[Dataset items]
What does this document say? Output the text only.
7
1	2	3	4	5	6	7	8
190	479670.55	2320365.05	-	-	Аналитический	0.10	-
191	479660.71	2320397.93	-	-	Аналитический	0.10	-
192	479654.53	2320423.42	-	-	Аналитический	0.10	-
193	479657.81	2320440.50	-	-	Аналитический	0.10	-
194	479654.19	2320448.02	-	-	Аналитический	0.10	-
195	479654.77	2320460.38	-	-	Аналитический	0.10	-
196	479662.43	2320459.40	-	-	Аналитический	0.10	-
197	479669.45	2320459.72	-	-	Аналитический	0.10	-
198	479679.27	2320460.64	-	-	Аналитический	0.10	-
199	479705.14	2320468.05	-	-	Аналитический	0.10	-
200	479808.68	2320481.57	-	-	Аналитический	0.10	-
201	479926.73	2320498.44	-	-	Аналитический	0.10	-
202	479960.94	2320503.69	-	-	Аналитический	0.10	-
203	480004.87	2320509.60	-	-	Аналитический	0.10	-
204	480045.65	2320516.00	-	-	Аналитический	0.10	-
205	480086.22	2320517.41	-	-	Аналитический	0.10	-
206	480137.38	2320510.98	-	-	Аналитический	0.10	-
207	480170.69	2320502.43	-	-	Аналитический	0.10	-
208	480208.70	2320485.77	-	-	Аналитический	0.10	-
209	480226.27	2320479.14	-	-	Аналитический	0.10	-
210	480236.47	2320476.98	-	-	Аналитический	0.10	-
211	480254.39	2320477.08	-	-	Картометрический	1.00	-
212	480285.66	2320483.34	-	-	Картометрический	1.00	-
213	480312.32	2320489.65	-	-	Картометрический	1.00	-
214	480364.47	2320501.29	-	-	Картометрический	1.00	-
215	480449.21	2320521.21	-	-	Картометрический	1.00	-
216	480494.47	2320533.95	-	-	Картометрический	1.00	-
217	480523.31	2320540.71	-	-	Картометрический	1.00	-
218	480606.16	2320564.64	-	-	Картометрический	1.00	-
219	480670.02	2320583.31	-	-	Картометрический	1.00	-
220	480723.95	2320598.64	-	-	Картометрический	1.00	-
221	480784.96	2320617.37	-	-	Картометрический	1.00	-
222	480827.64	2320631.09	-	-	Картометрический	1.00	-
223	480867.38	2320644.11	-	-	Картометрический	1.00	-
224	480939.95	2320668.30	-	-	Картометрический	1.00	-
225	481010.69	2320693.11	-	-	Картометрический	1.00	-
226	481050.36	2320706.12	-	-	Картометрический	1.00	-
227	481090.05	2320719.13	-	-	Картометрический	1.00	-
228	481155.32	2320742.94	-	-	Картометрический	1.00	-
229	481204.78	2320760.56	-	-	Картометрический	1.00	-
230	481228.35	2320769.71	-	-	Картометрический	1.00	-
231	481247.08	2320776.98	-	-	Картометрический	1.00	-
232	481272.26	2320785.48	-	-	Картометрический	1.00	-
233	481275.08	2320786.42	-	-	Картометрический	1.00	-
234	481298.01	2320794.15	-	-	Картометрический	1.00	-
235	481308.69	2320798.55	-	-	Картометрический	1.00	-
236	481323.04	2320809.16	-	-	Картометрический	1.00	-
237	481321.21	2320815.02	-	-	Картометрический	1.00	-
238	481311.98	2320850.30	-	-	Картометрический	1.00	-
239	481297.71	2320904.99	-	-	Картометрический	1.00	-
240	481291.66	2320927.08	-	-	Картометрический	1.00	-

▶ OBJECTIVE:
Repeat the material word for word, in full.

▶ TASK RESPONSE:
What does this document say? Output the text only.
7
1	2	3	4	5	6	7	8
190	479670.55	2320365.05	-	-	Аналитический	0.10	-
191	479660.71	2320397.93	-	-	Аналитический	0.10	-
192	479654.53	2320423.42	-	-	Аналитический	0.10	-
193	479657.81	2320440.50	-	-	Аналитический	0.10	-
194	479654.19	2320448.02	-	-	Аналитический	0.10	-
195	479654.77	2320460.38	-	-	Аналитический	0.10	-
196	479662.43	2320459.40	-	-	Аналитический	0.10	-
197	479669.45	2320459.72	-	-	Аналитический	0.10	-
198	479679.27	2320460.64	-	-	Аналитический	0.10	-
199	479705.14	2320468.05	-	-	Аналитический	0.10	-
200	479808.68	2320481.57	-	-	Аналитический	0.10	-
201	479926.73	2320498.44	-	-	Аналитический	0.10	-
202	479960.94	2320503.69	-	-	Аналитический	0.10	-
203	480004.87	2320509.60	-	-	Аналитический	0.10	-
204	480045.65	2320516.00	-	-	Аналитический	0.10	-
205	480086.22	2320517.41	-	-	Аналитический	0.10	-
206	480137.38	2320510.98	-	-	Аналитический	0.10	-
207	480170.69	2320502.43	-	-	Аналитический	0.10	-
208	480208.70	2320485.77	-	-	Аналитический	0.10	-
209	480226.27	2320479.14	-	-	Аналитический	0.10	-
210	480236.47	2320476.98	-	-	Аналитический	0.10	-
211	480254.39	2320477.08	-	-	Картометрический	1.00	-
212	480285.66	2320483.34	-	-	Картометрический	1.00	-
213	480312.32	2320489.65	-	-	Картометрический	1.00	-
214	480364.47	2320501.29	-	-	Картометрический	1.00	-
215	480449.21	2320521.21	-	-	Картометрический	1.00	-
216	480494.47	2320533.95	-	-	Картометрический	1.00	-
217	480523.31	2320540.71	-	-	Картометрический	1.00	-
218	480606.16	2320564.64	-	-	Картометрический	1.00	-
219	480670.02	2320583.31	-	-	Картометрический	1.00	-
220	480723.95	2320598.64	-	-	Картометрический	1.00	-
221	480784.96	2320617.37	-	-	Картометрический	1.00	-
222	480827.64	2320631.09	-	-	Картометрический	1.00	-
223	480867.38	2320644.11	-	-	Картометрический	1.00	-
224	480939.95	2320668.30	-	-	Картометрический	1.00	-
225	481010.69	2320693.11	-	-	Картометрический	1.00	-
226	481050.36	2320706.12	-	-	Картометрический	1.00	-
227	481090.05	2320719.13	-	-	Картометрический	1.00	-
228	481155.32	2320742.94	-	-	Картометрический	1.00	-
229	481204.78	2320760.56	-	-	Картометрический	1.00	-
230	481228.35	2320769.71	-	-	Картометрический	1.00	-
231	481247.08	2320776.98	-	-	Картометрический	1.00	-
232	481272.26	2320785.48	-	-	Картометрический	1.00	-
233	481275.08	2320786.42	-	-	Картометрический	1.00	-
234	481298.01	2320794.15	-	-	Картометрический	1.00	-
235	481308.69	2320798.55	-	-	Картометрический	1.00	-
236	481323.04	2320809.16	-	-	Картометрический	1.00	-
237	481321.21	2320815.02	-	-	Картометрический	1.00	-
238	481311.98	2320850.30	-	-	Картометрический	1.00	-
239	481297.71	2320904.99	-	-	Картометрический	1.00	-
240	481291.66	2320927.08	-	-	Картометрический	1.00	-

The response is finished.